• [PROVIDED ENTRIES]:

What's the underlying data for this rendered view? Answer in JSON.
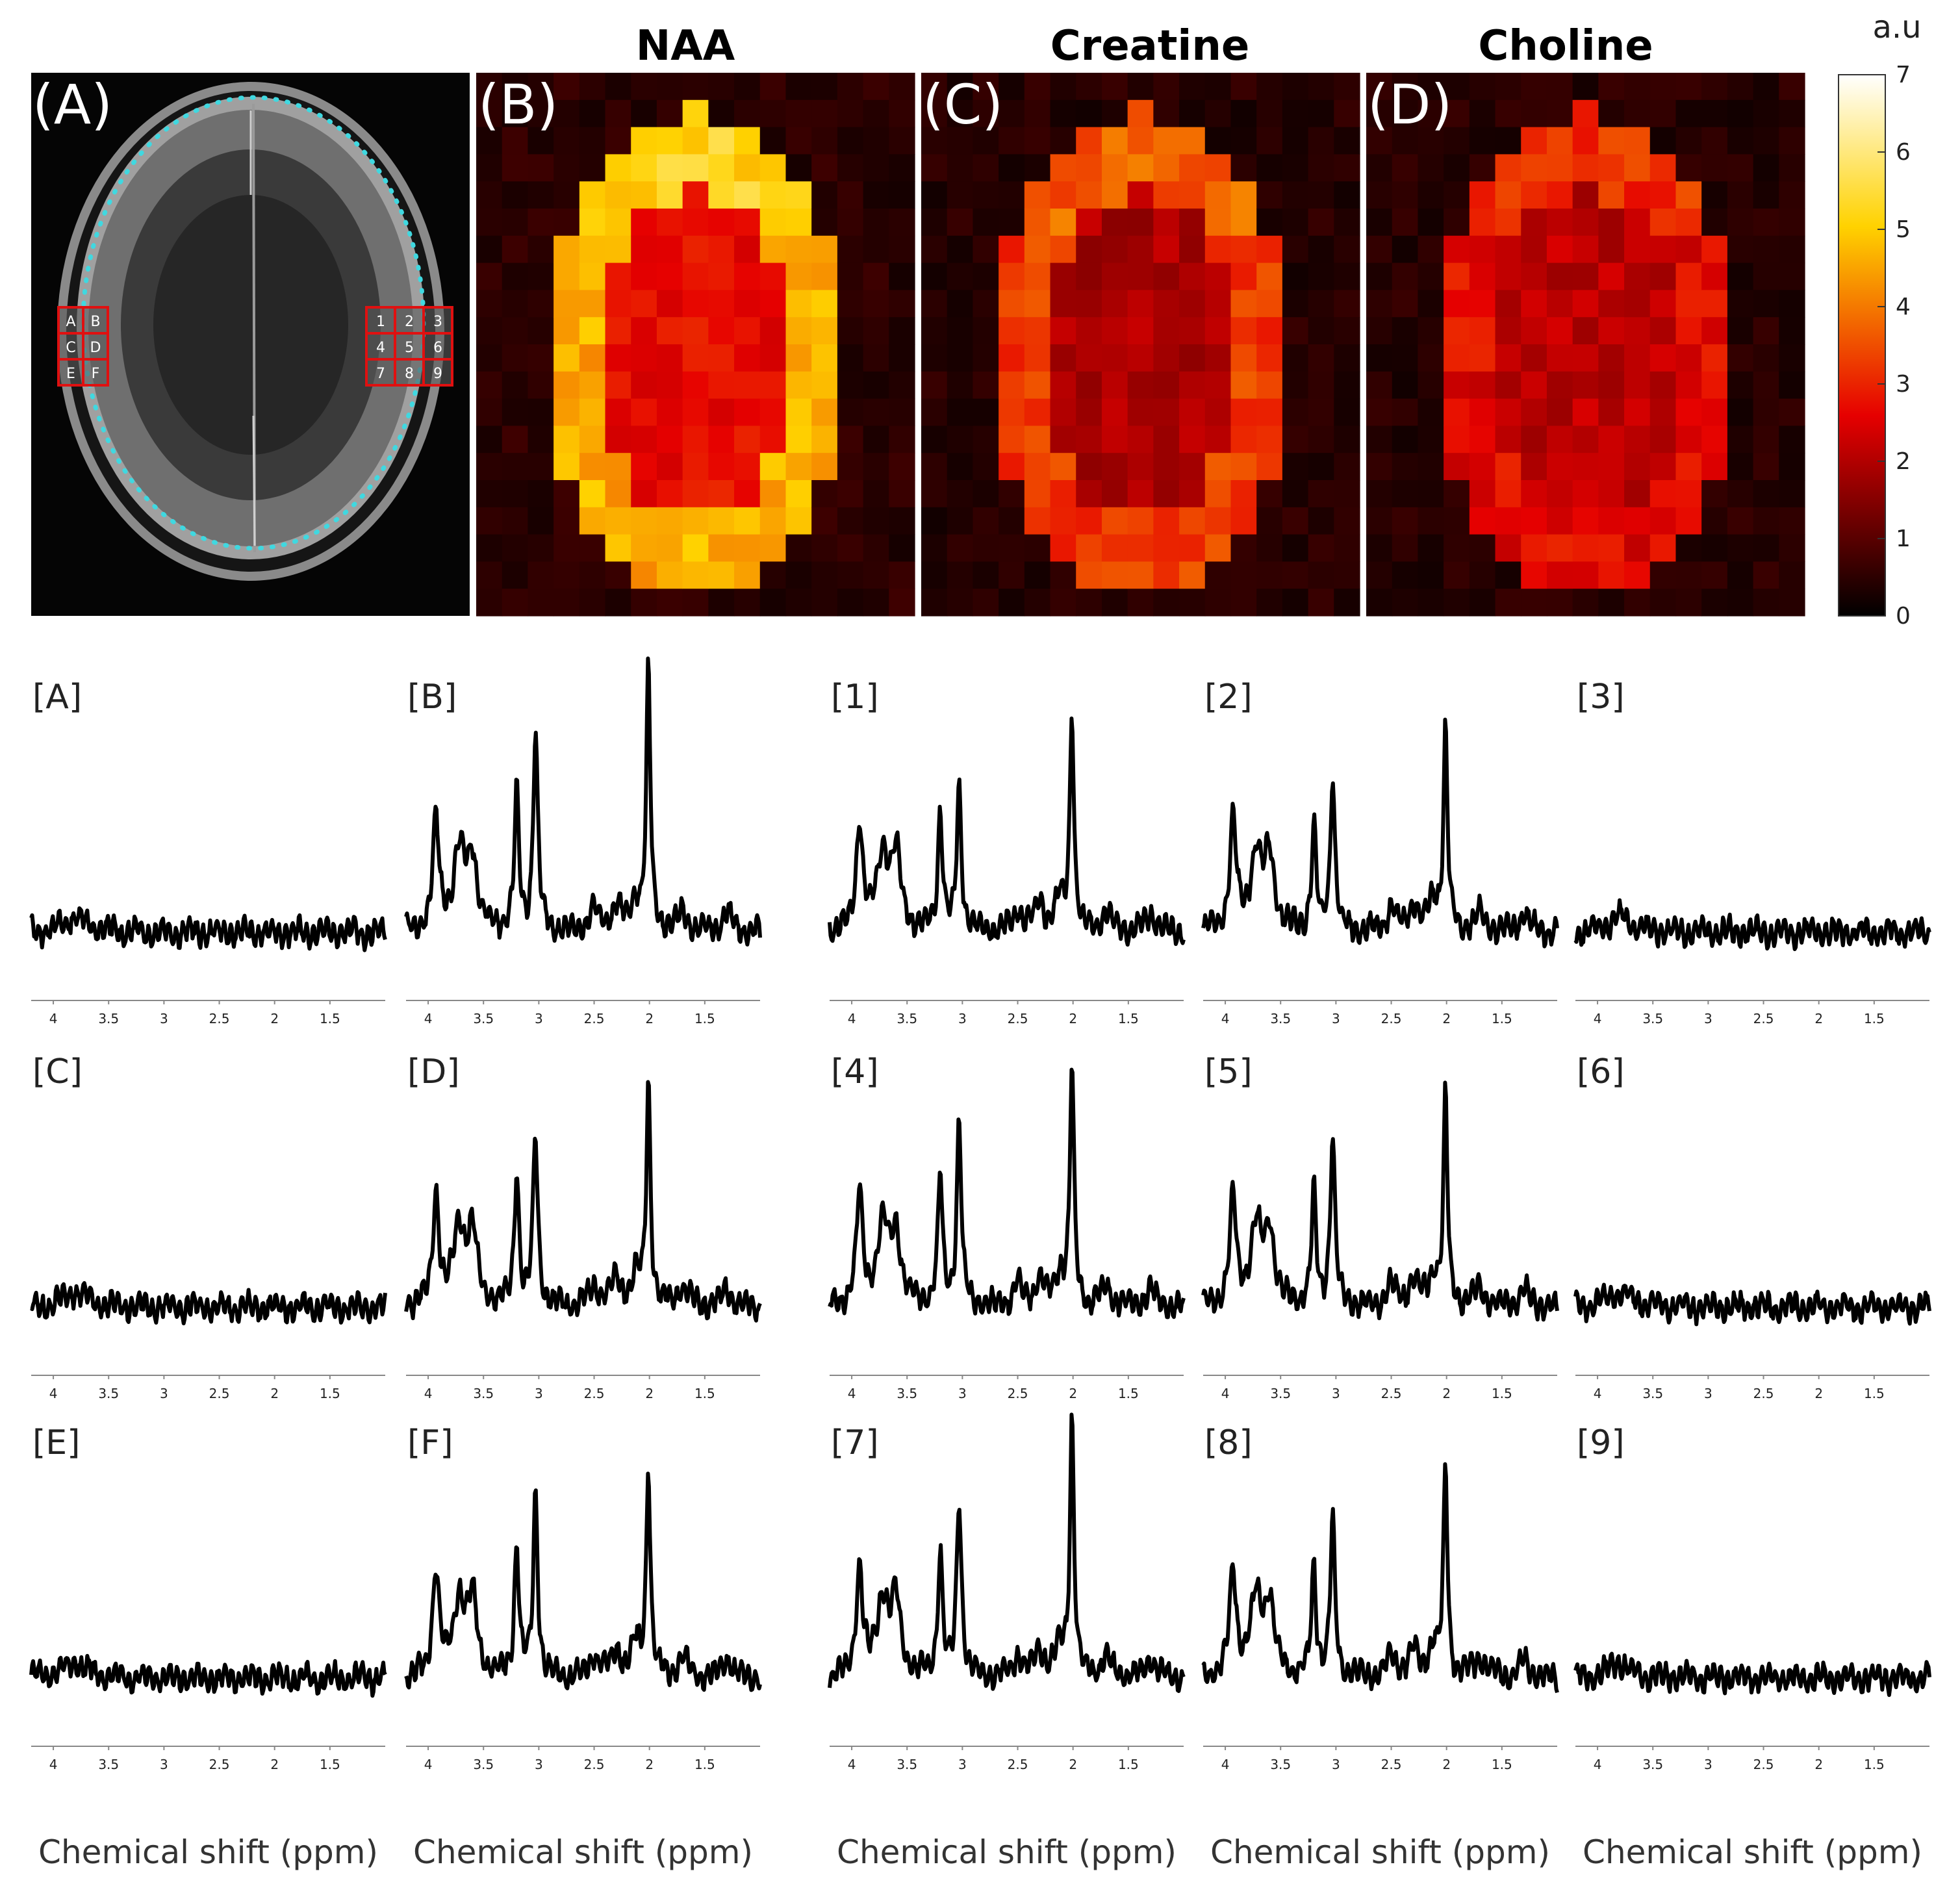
{
  "figure": {
    "map_titles": [
      "NAA",
      "Creatine",
      "Choline"
    ],
    "panel_labels": [
      "(A)",
      "(B)",
      "(C)",
      "(D)"
    ],
    "colorbar": {
      "unit": "a.u",
      "ticks": [
        "0",
        "1",
        "2",
        "3",
        "4",
        "5",
        "6",
        "7"
      ],
      "range": [
        0,
        7
      ],
      "colormap": "hot"
    },
    "voxel_grid_left": [
      "A",
      "B",
      "C",
      "D",
      "E",
      "F"
    ],
    "voxel_grid_right": [
      "1",
      "2",
      "3",
      "4",
      "5",
      "6",
      "7",
      "8",
      "9"
    ],
    "colors": {
      "roi_dots": "#40d8e0",
      "voxel_box": "#e01010",
      "spectrum_line": "#000000"
    },
    "spectra_rows": [
      [
        "[A]",
        "[B]",
        "[1]",
        "[2]",
        "[3]"
      ],
      [
        "[C]",
        "[D]",
        "[4]",
        "[5]",
        "[6]"
      ],
      [
        "[E]",
        "[F]",
        "[7]",
        "[8]",
        "[9]"
      ]
    ],
    "x_ticks": [
      "4",
      "3.5",
      "3",
      "2.5",
      "2",
      "1.5"
    ],
    "x_axis_label": "Chemical shift (ppm)"
  },
  "chart_data": {
    "type": "line",
    "xlabel": "Chemical shift (ppm)",
    "xlim": [
      4.2,
      1.0
    ],
    "x_ticks": [
      4,
      3.5,
      3,
      2.5,
      2,
      1.5
    ],
    "peaks_ppm": {
      "Cho": 3.2,
      "Cr": 3.03,
      "NAA": 2.01
    },
    "series": [
      {
        "name": "[A]",
        "values": {
          "noise_only": true
        }
      },
      {
        "name": "[B]",
        "values": {
          "Cho": 0.52,
          "Cr": 0.76,
          "NAA": 1.0
        }
      },
      {
        "name": "[1]",
        "values": {
          "Cho": 0.46,
          "Cr": 0.55,
          "NAA": 0.84
        }
      },
      {
        "name": "[2]",
        "values": {
          "Cho": 0.4,
          "Cr": 0.6,
          "NAA": 0.76
        }
      },
      {
        "name": "[3]",
        "values": {
          "noise_only": true
        }
      },
      {
        "name": "[C]",
        "values": {
          "noise_only": true
        }
      },
      {
        "name": "[D]",
        "values": {
          "Cho": 0.52,
          "Cr": 0.66,
          "NAA": 0.86
        }
      },
      {
        "name": "[4]",
        "values": {
          "Cho": 0.5,
          "Cr": 0.7,
          "NAA": 0.92
        }
      },
      {
        "name": "[5]",
        "values": {
          "Cho": 0.43,
          "Cr": 0.66,
          "NAA": 0.8
        }
      },
      {
        "name": "[6]",
        "values": {
          "noise_only": true
        }
      },
      {
        "name": "[E]",
        "values": {
          "noise_only": true
        }
      },
      {
        "name": "[F]",
        "values": {
          "Cho": 0.5,
          "Cr": 0.7,
          "NAA": 0.82
        }
      },
      {
        "name": "[7]",
        "values": {
          "Cho": 0.48,
          "Cr": 0.7,
          "NAA": 1.0
        }
      },
      {
        "name": "[8]",
        "values": {
          "Cho": 0.42,
          "Cr": 0.6,
          "NAA": 0.8
        }
      },
      {
        "name": "[9]",
        "values": {
          "noise_only": true
        }
      }
    ]
  }
}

• [EXERCISE BRIEF]:
Pull out every line holding "Chemical" from the records above, and copy it.

• [RESULT FOR THIS EXERCISE]:
    "x_axis_label": "Chemical shift (ppm)"
    "xlabel": "Chemical shift (ppm)",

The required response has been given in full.